§ SOURCE MATERIAL:
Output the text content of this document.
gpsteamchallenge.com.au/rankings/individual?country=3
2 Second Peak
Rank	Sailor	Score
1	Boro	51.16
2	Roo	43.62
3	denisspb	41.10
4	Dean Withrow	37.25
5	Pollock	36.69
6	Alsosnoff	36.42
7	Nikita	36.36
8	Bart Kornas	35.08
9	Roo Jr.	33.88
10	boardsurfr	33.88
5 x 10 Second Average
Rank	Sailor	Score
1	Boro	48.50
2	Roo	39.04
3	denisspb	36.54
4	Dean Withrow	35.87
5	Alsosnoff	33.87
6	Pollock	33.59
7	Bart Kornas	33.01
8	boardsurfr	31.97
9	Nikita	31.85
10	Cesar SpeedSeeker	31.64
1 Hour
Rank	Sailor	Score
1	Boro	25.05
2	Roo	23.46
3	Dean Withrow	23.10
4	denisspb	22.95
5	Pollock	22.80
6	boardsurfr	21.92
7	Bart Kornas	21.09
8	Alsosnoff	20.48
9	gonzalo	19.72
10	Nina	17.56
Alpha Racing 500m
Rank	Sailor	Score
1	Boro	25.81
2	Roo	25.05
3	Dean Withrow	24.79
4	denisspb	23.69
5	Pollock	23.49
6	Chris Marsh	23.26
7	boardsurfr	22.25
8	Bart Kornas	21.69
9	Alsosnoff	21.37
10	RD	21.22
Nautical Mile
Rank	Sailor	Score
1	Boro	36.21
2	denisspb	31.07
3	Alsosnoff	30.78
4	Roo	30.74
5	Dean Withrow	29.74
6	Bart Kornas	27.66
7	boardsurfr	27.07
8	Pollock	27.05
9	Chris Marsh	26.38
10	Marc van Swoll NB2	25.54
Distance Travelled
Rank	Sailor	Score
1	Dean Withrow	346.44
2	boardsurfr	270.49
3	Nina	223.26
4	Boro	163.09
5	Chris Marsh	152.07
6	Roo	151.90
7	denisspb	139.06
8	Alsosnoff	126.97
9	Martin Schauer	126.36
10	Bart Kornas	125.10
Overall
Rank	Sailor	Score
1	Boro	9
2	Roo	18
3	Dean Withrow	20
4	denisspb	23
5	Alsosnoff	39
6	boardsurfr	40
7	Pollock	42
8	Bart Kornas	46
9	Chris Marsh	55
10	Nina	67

§ OBJECTIVE: Extract, word for word, each line of the listing above.

§ RESPONSE:
Output the text content of this document.
gpsteamchallenge.com.au/rankings/individual?country=3
2 Second Peak
Rank	Sailor	Score
1	Boro	51.16
2	Roo	43.62
3	denisspb	41.10
4	Dean Withrow	37.25
5	Pollock	36.69
6	Alsosnoff	36.42
7	Nikita	36.36
8	Bart Kornas	35.08
9	Roo Jr.	33.88
10	boardsurfr	33.88
5 x 10 Second Average
Rank	Sailor	Score
1	Boro	48.50
2	Roo	39.04
3	denisspb	36.54
4	Dean Withrow	35.87
5	Alsosnoff	33.87
6	Pollock	33.59
7	Bart Kornas	33.01
8	boardsurfr	31.97
9	Nikita	31.85
10	Cesar SpeedSeeker	31.64
1 Hour
Rank	Sailor	Score
1	Boro	25.05
2	Roo	23.46
3	Dean Withrow	23.10
4	denisspb	22.95
5	Pollock	22.80
6	boardsurfr	21.92
7	Bart Kornas	21.09
8	Alsosnoff	20.48
9	gonzalo	19.72
10	Nina	17.56
Alpha Racing 500m
Rank	Sailor	Score
1	Boro	25.81
2	Roo	25.05
3	Dean Withrow	24.79
4	denisspb	23.69
5	Pollock	23.49
6	Chris Marsh	23.26
7	boardsurfr	22.25
8	Bart Kornas	21.69
9	Alsosnoff	21.37
10	RD	21.22
Nautical Mile
Rank	Sailor	Score
1	Boro	36.21
2	denisspb	31.07
3	Alsosnoff	30.78
4	Roo	30.74
5	Dean Withrow	29.74
6	Bart Kornas	27.66
7	boardsurfr	27.07
8	Pollock	27.05
9	Chris Marsh	26.38
10	Marc van Swoll NB2	25.54
Distance Travelled
Rank	Sailor	Score
1	Dean Withrow	346.44
2	boardsurfr	270.49
3	Nina	223.26
4	Boro	163.09
5	Chris Marsh	152.07
6	Roo	151.90
7	denisspb	139.06
8	Alsosnoff	126.97
9	Martin Schauer	126.36
10	Bart Kornas	125.10
Overall
Rank	Sailor	Score
1	Boro	9
2	Roo	18
3	Dean Withrow	20
4	denisspb	23
5	Alsosnoff	39
6	boardsurfr	40
7	Pollock	42
8	Bart Kornas	46
9	Chris Marsh	55
10	Nina	67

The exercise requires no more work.